**WRITTEN REQUEST:** Images should be left out, and everything else in the listing reproduced exactly.

**Saved entries:**
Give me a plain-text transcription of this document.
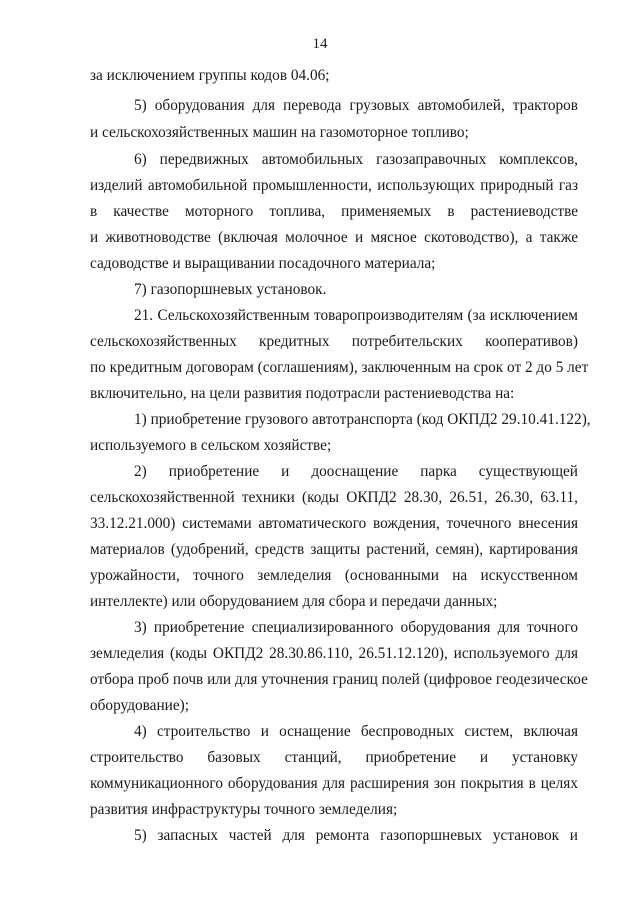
14
за исключением группы кодов 04.06;
5) оборудования для перевода грузовых автомобилей, тракторов
и сельскохозяйственных машин на газомоторное топливо;
6) передвижных автомобильных газозаправочных комплексов,
изделий автомобильной промышленности, использующих природный газ
в качестве моторного топлива, применяемых в растениеводстве
и животноводстве (включая молочное и мясное скотоводство), а также
садоводстве и выращивании посадочного материала;
7) газопоршневых установок.
21. Сельскохозяйственным товаропроизводителям (за исключением
сельскохозяйственных кредитных потребительских кооперативов)
по кредитным договорам (соглашениям), заключенным на срок от 2 до 5 лет
включительно, на цели развития подотрасли растениеводства на:
1) приобретение грузового автотранспорта (код ОКПД2 29.10.41.122),
используемого в сельском хозяйстве;
2) приобретение и дооснащение парка существующей
сельскохозяйственной техники (коды ОКПД2 28.30, 26.51, 26.30, 63.11,
33.12.21.000) системами автоматического вождения, точечного внесения
материалов (удобрений, средств защиты растений, семян), картирования
урожайности, точного земледелия (основанными на искусственном
интеллекте) или оборудованием для сбора и передачи данных;
3) приобретение специализированного оборудования для точного
земледелия (коды ОКПД2 28.30.86.110, 26.51.12.120), используемого для
отбора проб почв или для уточнения границ полей (цифровое геодезическое
оборудование);
4) строительство и оснащение беспроводных систем, включая
строительство базовых станций, приобретение и установку
коммуникационного оборудования для расширения зон покрытия в целях
развития инфраструктуры точного земледелия;
5) запасных частей для ремонта газопоршневых установок и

**OUTPUT OF THE EXERCISE:**
Give me a plain-text transcription of this document.
14
за исключением группы кодов 04.06;
5) оборудования для перевода грузовых автомобилей, тракторов
и сельскохозяйственных машин на газомоторное топливо;
6) передвижных автомобильных газозаправочных комплексов,
изделий автомобильной промышленности, использующих природный газ
в качестве моторного топлива, применяемых в растениеводстве
и животноводстве (включая молочное и мясное скотоводство), а также
садоводстве и выращивании посадочного материала;
7) газопоршневых установок.
21. Сельскохозяйственным товаропроизводителям (за исключением
сельскохозяйственных кредитных потребительских кооперативов)
по кредитным договорам (соглашениям), заключенным на срок от 2 до 5 лет
включительно, на цели развития подотрасли растениеводства на:
1) приобретение грузового автотранспорта (код ОКПД2 29.10.41.122),
используемого в сельском хозяйстве;
2) приобретение и дооснащение парка существующей
сельскохозяйственной техники (коды ОКПД2 28.30, 26.51, 26.30, 63.11,
33.12.21.000) системами автоматического вождения, точечного внесения
материалов (удобрений, средств защиты растений, семян), картирования
урожайности, точного земледелия (основанными на искусственном
интеллекте) или оборудованием для сбора и передачи данных;
3) приобретение специализированного оборудования для точного
земледелия (коды ОКПД2 28.30.86.110, 26.51.12.120), используемого для
отбора проб почв или для уточнения границ полей (цифровое геодезическое
оборудование);
4) строительство и оснащение беспроводных систем, включая
строительство базовых станций, приобретение и установку
коммуникационного оборудования для расширения зон покрытия в целях
развития инфраструктуры точного земледелия;
5) запасных частей для ремонта газопоршневых установок и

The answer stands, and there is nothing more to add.